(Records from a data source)
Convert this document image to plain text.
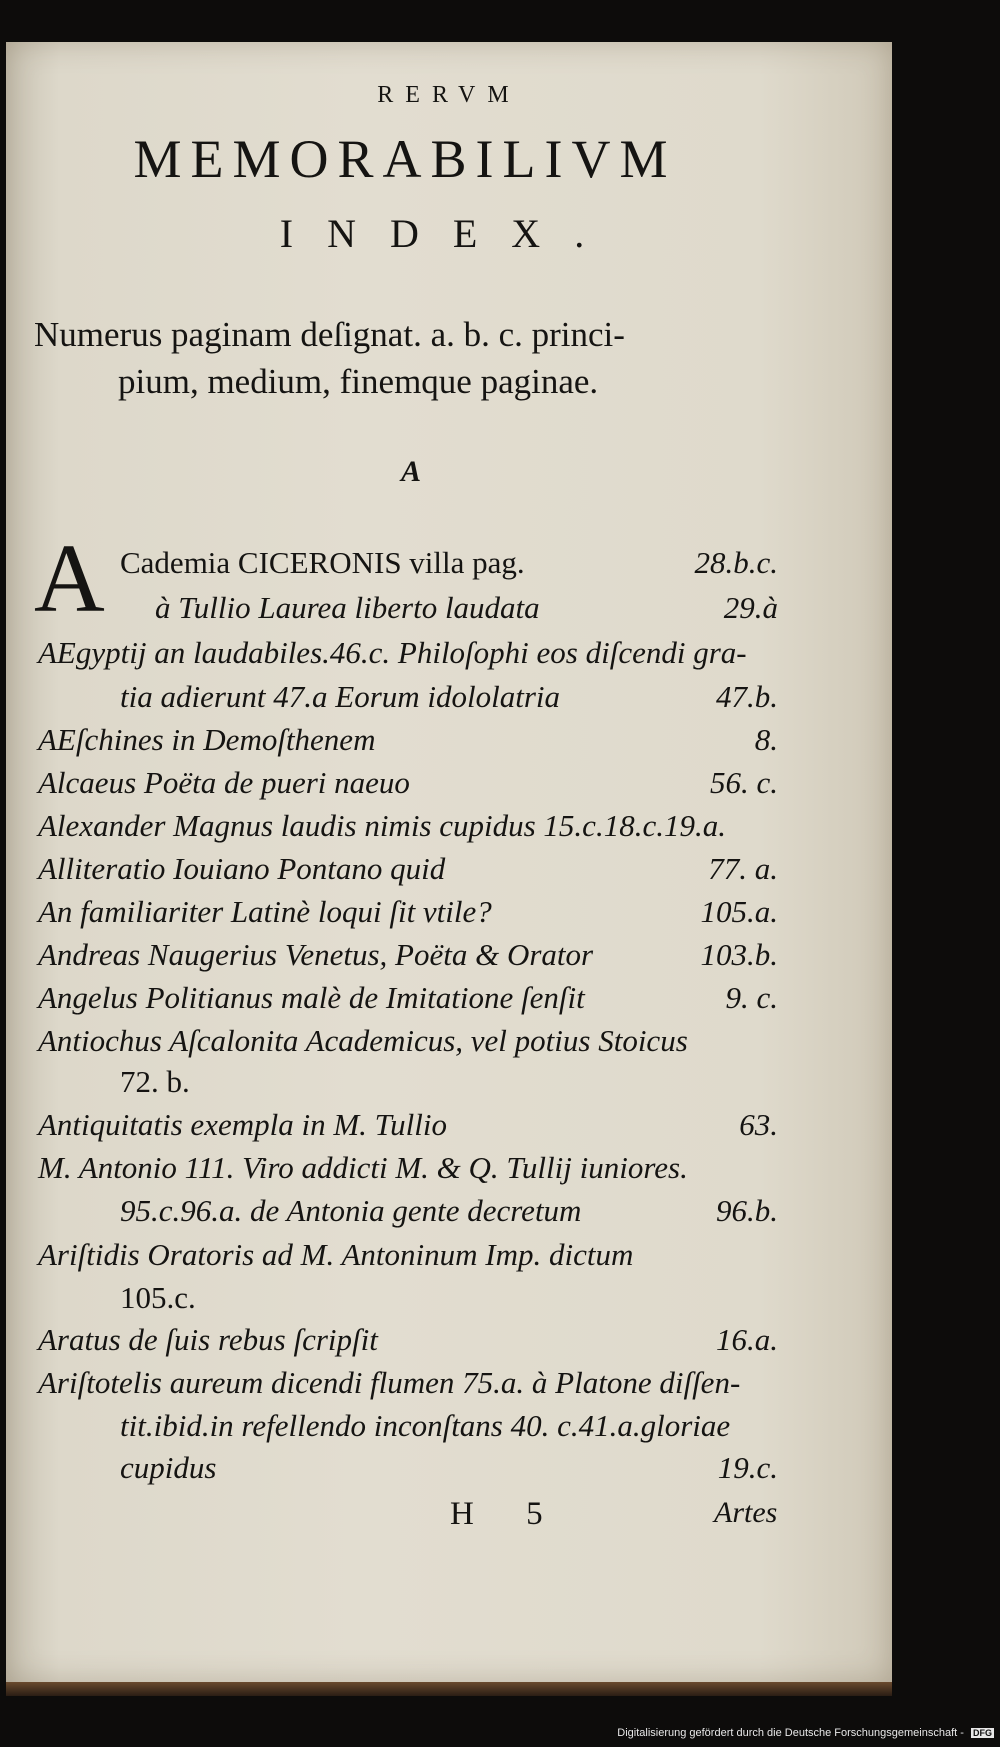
RERVM
MEMORABILIVM
INDEX.
Numerus paginam deſignat. a. b. c. princi-
pium, medium, finemque paginae.
A
A Cademia CICERONIS villa pag.	28.b.c.
à Tullio Laurea liberto laudata	29.à
AEgyptij an laudabiles.46.c. Philoſophi eos diſcendi gra-
tia adierunt 47.a Eorum idololatria	47.b.
AEſchines in Demoſthenem	8.
Alcaeus Poëta de pueri naeuo	56. c.
Alexander Magnus laudis nimis cupidus 15.c.18.c.19.a.
Alliteratio Iouiano Pontano quid	77. a.
An familiariter Latinè loqui ſit vtile?	105.a.
Andreas Naugerius Venetus, Poëta & Orator	103.b.
Angelus Politianus malè de Imitatione ſenſit	9. c.
Antiochus Aſcalonita Academicus, vel potius Stoicus
72. b.
Antiquitatis exempla in M. Tullio	63.
M. Antonio 111. Viro addicti M. & Q. Tullij iuniores.
95.c.96.a. de Antonia gente decretum	96.b.
Ariſtidis Oratoris ad M. Antoninum Imp. dictum
105.c.
Aratus de ſuis rebus ſcripſit	16.a.
Ariſtotelis aureum dicendi flumen 75.a. à Platone diſſen-
tit.ibid.in refellendo inconſtans 40. c.41.a.gloriae
cupidus	19.c.
H 5	Artes
Digitalisierung gefördert durch die Deutsche Forschungsgemeinschaft - DFG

> Instructions for the task
Among the lines of the data above, determine how many contain the word "Tullio". Report the number alone.

> Solution below
2